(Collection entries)
+ + + +
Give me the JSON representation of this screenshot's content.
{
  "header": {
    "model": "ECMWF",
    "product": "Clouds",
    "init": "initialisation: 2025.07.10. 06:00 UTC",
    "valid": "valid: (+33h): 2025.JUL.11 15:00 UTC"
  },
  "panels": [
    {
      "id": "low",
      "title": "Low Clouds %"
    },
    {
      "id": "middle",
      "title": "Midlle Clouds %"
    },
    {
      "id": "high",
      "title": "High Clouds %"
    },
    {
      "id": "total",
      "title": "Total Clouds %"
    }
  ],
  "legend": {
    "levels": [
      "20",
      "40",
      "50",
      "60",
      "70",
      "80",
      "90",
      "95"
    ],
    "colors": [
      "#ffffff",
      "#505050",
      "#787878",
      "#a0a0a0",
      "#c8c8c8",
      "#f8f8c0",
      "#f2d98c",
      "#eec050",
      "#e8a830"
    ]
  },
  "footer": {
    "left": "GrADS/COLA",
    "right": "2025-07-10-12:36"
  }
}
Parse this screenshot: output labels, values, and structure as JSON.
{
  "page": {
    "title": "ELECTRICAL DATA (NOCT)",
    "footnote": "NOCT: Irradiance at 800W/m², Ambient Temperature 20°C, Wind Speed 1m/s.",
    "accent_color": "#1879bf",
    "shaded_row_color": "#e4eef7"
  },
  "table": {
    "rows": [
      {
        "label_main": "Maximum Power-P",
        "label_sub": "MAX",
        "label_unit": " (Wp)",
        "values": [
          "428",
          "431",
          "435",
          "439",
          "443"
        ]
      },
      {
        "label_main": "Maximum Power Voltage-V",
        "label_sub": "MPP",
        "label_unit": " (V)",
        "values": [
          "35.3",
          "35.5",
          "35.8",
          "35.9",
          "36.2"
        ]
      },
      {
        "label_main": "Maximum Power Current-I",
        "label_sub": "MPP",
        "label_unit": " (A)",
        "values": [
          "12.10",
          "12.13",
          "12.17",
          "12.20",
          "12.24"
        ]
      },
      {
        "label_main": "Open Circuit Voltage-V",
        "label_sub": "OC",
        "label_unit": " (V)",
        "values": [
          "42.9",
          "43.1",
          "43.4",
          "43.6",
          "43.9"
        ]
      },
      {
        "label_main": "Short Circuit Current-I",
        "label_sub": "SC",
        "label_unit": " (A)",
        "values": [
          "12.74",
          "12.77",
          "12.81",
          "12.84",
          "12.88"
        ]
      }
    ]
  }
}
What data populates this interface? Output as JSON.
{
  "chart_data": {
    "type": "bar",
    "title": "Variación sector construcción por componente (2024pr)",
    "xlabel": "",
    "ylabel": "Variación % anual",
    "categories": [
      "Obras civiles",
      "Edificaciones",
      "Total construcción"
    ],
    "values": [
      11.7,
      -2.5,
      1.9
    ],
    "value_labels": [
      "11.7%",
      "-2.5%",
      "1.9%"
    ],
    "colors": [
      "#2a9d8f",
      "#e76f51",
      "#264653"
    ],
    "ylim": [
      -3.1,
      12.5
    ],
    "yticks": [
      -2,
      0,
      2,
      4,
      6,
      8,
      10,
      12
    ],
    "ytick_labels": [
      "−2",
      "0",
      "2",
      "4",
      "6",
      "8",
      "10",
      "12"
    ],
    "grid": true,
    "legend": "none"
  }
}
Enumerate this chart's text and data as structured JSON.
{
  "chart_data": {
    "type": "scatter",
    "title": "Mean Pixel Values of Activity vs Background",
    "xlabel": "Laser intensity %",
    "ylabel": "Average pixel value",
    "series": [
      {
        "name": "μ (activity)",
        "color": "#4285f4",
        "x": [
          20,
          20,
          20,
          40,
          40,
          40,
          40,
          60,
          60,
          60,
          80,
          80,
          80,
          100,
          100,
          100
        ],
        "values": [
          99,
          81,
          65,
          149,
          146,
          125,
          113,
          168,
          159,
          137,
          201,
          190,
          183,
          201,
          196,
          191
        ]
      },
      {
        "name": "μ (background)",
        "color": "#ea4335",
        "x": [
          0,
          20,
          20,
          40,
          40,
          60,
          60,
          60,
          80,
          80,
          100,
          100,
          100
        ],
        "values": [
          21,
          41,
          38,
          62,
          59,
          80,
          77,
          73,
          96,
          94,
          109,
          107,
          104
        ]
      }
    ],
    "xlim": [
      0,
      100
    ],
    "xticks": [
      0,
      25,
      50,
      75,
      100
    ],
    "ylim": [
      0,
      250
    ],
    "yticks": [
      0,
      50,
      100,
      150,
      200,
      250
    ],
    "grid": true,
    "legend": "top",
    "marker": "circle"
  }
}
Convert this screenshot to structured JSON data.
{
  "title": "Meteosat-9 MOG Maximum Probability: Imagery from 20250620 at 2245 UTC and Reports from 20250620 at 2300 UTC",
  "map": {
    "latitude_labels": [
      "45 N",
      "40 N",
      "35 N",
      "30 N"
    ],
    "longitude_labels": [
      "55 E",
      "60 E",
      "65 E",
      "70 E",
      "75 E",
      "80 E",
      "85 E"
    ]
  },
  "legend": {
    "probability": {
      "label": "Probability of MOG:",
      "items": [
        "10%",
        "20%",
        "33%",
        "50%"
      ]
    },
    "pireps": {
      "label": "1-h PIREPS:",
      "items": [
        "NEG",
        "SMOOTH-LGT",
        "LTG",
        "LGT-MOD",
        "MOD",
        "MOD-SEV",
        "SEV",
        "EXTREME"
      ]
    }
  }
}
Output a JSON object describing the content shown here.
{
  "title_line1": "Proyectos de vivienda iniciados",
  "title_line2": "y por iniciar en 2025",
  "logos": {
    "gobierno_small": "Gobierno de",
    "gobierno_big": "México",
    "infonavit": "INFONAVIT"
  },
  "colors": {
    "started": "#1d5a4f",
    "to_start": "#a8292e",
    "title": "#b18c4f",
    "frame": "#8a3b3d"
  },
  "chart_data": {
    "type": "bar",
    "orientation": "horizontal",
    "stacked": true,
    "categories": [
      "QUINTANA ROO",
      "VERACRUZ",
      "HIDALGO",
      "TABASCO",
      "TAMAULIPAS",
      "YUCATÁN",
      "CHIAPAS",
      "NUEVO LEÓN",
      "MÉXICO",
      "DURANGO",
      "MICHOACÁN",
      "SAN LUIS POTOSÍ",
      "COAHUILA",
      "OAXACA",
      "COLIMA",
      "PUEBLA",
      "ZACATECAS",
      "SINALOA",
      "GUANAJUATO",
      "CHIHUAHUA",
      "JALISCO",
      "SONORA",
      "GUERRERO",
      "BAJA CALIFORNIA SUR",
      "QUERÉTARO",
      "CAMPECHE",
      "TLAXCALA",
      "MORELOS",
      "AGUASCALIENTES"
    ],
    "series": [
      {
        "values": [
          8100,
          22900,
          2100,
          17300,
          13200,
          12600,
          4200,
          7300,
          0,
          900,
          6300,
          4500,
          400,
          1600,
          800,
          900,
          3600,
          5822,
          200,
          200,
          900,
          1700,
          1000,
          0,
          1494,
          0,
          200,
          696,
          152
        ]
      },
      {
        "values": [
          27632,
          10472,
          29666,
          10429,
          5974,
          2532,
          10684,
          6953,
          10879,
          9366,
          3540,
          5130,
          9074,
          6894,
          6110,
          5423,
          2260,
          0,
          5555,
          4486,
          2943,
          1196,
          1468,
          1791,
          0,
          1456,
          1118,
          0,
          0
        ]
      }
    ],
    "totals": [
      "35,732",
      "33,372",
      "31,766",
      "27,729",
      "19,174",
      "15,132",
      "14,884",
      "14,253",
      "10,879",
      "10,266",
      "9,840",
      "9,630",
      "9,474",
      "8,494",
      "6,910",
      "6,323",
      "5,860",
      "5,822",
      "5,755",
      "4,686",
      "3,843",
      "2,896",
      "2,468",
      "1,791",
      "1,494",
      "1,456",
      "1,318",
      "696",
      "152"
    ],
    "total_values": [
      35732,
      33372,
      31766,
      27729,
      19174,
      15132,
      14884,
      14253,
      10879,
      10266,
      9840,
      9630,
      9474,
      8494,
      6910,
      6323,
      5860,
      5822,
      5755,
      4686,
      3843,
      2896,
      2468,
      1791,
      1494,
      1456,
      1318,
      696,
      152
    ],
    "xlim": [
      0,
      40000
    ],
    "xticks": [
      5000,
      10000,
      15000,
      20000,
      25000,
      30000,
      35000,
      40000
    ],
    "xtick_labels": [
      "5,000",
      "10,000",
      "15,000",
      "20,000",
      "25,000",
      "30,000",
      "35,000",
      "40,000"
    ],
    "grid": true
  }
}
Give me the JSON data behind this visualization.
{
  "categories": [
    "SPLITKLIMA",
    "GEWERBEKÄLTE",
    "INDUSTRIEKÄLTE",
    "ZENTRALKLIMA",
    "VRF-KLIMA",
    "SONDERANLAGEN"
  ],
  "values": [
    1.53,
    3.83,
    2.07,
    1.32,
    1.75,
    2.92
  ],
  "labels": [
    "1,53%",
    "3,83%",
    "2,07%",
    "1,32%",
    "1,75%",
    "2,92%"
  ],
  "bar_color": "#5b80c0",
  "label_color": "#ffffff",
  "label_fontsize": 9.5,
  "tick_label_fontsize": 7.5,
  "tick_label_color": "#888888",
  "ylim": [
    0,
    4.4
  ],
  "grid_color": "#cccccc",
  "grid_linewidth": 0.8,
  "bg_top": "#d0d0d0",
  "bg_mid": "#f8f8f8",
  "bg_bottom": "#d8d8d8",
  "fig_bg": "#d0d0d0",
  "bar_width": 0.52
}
+ + + +
What needs to be done: Using the records above, find and show each line with the string "true".

Full solution:
    "grid": true,
    "grid": true,
    "stacked": true,
    "grid": true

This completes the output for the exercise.